:: What to produce ::
Return all of the data exactly as given.

:::

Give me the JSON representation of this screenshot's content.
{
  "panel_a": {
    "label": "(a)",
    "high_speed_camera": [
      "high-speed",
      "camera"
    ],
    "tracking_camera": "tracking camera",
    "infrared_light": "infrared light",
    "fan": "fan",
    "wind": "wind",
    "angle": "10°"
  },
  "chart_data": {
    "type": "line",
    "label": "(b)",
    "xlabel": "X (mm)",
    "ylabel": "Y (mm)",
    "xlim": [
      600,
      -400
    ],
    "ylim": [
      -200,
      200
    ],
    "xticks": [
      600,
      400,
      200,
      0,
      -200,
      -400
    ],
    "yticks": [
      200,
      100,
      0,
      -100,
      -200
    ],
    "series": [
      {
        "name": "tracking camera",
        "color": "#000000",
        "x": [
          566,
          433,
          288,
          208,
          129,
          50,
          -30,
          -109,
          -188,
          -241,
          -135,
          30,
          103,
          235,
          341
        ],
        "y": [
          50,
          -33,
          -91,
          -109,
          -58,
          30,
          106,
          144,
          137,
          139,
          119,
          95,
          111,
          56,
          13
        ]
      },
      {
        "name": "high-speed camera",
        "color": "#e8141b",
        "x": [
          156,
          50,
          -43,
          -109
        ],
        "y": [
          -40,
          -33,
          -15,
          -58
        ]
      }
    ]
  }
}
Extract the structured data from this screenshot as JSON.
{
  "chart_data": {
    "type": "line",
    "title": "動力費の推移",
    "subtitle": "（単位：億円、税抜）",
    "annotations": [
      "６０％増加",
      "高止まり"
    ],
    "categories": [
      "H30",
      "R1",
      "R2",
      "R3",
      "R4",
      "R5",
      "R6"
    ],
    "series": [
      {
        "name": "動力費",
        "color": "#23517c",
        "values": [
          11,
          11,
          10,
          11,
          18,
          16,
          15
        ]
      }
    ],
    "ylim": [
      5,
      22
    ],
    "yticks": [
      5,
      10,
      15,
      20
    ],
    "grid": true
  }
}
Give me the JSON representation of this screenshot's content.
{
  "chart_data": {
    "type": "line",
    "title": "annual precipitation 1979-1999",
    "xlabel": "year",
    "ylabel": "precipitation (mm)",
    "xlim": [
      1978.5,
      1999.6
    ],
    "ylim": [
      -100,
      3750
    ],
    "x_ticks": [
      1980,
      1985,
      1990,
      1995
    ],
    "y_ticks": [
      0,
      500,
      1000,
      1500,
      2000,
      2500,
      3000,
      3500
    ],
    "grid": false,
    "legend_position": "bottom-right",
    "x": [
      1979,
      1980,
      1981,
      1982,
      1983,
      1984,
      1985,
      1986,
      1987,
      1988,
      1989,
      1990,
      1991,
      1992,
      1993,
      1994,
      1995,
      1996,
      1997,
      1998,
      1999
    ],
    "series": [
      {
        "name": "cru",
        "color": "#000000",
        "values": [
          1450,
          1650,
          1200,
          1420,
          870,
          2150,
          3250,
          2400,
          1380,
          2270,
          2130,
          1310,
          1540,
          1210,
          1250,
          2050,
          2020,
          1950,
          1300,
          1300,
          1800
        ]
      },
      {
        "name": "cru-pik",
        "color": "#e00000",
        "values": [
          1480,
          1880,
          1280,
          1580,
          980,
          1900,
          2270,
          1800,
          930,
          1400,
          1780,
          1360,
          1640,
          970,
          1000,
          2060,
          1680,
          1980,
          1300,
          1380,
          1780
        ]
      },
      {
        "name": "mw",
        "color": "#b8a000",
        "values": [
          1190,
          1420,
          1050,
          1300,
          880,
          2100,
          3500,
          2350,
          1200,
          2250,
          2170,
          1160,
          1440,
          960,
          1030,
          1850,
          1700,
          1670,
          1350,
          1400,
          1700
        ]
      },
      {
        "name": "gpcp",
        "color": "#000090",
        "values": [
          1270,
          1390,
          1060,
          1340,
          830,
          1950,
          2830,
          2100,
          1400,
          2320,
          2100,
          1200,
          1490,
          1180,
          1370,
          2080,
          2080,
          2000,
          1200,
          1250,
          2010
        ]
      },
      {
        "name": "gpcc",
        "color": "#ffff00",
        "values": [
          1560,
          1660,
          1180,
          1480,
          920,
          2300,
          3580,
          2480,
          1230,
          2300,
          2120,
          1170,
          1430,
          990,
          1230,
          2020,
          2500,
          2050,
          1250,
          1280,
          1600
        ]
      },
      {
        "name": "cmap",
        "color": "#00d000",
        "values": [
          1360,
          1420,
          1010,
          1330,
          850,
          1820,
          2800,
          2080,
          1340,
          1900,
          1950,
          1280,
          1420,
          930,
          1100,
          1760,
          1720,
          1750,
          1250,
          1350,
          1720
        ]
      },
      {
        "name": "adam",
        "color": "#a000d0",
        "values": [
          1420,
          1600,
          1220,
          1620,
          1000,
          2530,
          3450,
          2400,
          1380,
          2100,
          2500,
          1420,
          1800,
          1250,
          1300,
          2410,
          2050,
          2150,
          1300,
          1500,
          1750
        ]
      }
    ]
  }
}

:::

:: Result ::
Give me the JSON representation of this screenshot's content.
{
  "panel_a": {
    "label": "(a)",
    "high_speed_camera": [
      "high-speed",
      "camera"
    ],
    "tracking_camera": "tracking camera",
    "infrared_light": "infrared light",
    "fan": "fan",
    "wind": "wind",
    "angle": "10°"
  },
  "chart_data": {
    "type": "line",
    "label": "(b)",
    "xlabel": "X (mm)",
    "ylabel": "Y (mm)",
    "xlim": [
      600,
      -400
    ],
    "ylim": [
      -200,
      200
    ],
    "xticks": [
      600,
      400,
      200,
      0,
      -200,
      -400
    ],
    "yticks": [
      200,
      100,
      0,
      -100,
      -200
    ],
    "series": [
      {
        "name": "tracking camera",
        "color": "#000000",
        "x": [
          566,
          433,
          288,
          208,
          129,
          50,
          -30,
          -109,
          -188,
          -241,
          -135,
          30,
          103,
          235,
          341
        ],
        "y": [
          50,
          -33,
          -91,
          -109,
          -58,
          30,
          106,
          144,
          137,
          139,
          119,
          95,
          111,
          56,
          13
        ]
      },
      {
        "name": "high-speed camera",
        "color": "#e8141b",
        "x": [
          156,
          50,
          -43,
          -109
        ],
        "y": [
          -40,
          -33,
          -15,
          -58
        ]
      }
    ]
  }
}
Extract the structured data from this screenshot as JSON.
{
  "chart_data": {
    "type": "line",
    "title": "動力費の推移",
    "subtitle": "（単位：億円、税抜）",
    "annotations": [
      "６０％増加",
      "高止まり"
    ],
    "categories": [
      "H30",
      "R1",
      "R2",
      "R3",
      "R4",
      "R5",
      "R6"
    ],
    "series": [
      {
        "name": "動力費",
        "color": "#23517c",
        "values": [
          11,
          11,
          10,
          11,
          18,
          16,
          15
        ]
      }
    ],
    "ylim": [
      5,
      22
    ],
    "yticks": [
      5,
      10,
      15,
      20
    ],
    "grid": true
  }
}
Give me the JSON representation of this screenshot's content.
{
  "chart_data": {
    "type": "line",
    "title": "annual precipitation 1979-1999",
    "xlabel": "year",
    "ylabel": "precipitation (mm)",
    "xlim": [
      1978.5,
      1999.6
    ],
    "ylim": [
      -100,
      3750
    ],
    "x_ticks": [
      1980,
      1985,
      1990,
      1995
    ],
    "y_ticks": [
      0,
      500,
      1000,
      1500,
      2000,
      2500,
      3000,
      3500
    ],
    "grid": false,
    "legend_position": "bottom-right",
    "x": [
      1979,
      1980,
      1981,
      1982,
      1983,
      1984,
      1985,
      1986,
      1987,
      1988,
      1989,
      1990,
      1991,
      1992,
      1993,
      1994,
      1995,
      1996,
      1997,
      1998,
      1999
    ],
    "series": [
      {
        "name": "cru",
        "color": "#000000",
        "values": [
          1450,
          1650,
          1200,
          1420,
          870,
          2150,
          3250,
          2400,
          1380,
          2270,
          2130,
          1310,
          1540,
          1210,
          1250,
          2050,
          2020,
          1950,
          1300,
          1300,
          1800
        ]
      },
      {
        "name": "cru-pik",
        "color": "#e00000",
        "values": [
          1480,
          1880,
          1280,
          1580,
          980,
          1900,
          2270,
          1800,
          930,
          1400,
          1780,
          1360,
          1640,
          970,
          1000,
          2060,
          1680,
          1980,
          1300,
          1380,
          1780
        ]
      },
      {
        "name": "mw",
        "color": "#b8a000",
        "values": [
          1190,
          1420,
          1050,
          1300,
          880,
          2100,
          3500,
          2350,
          1200,
          2250,
          2170,
          1160,
          1440,
          960,
          1030,
          1850,
          1700,
          1670,
          1350,
          1400,
          1700
        ]
      },
      {
        "name": "gpcp",
        "color": "#000090",
        "values": [
          1270,
          1390,
          1060,
          1340,
          830,
          1950,
          2830,
          2100,
          1400,
          2320,
          2100,
          1200,
          1490,
          1180,
          1370,
          2080,
          2080,
          2000,
          1200,
          1250,
          2010
        ]
      },
      {
        "name": "gpcc",
        "color": "#ffff00",
        "values": [
          1560,
          1660,
          1180,
          1480,
          920,
          2300,
          3580,
          2480,
          1230,
          2300,
          2120,
          1170,
          1430,
          990,
          1230,
          2020,
          2500,
          2050,
          1250,
          1280,
          1600
        ]
      },
      {
        "name": "cmap",
        "color": "#00d000",
        "values": [
          1360,
          1420,
          1010,
          1330,
          850,
          1820,
          2800,
          2080,
          1340,
          1900,
          1950,
          1280,
          1420,
          930,
          1100,
          1760,
          1720,
          1750,
          1250,
          1350,
          1720
        ]
      },
      {
        "name": "adam",
        "color": "#a000d0",
        "values": [
          1420,
          1600,
          1220,
          1620,
          1000,
          2530,
          3450,
          2400,
          1380,
          2100,
          2500,
          1420,
          1800,
          1250,
          1300,
          2410,
          2050,
          2150,
          1300,
          1500,
          1750
        ]
      }
    ]
  }
}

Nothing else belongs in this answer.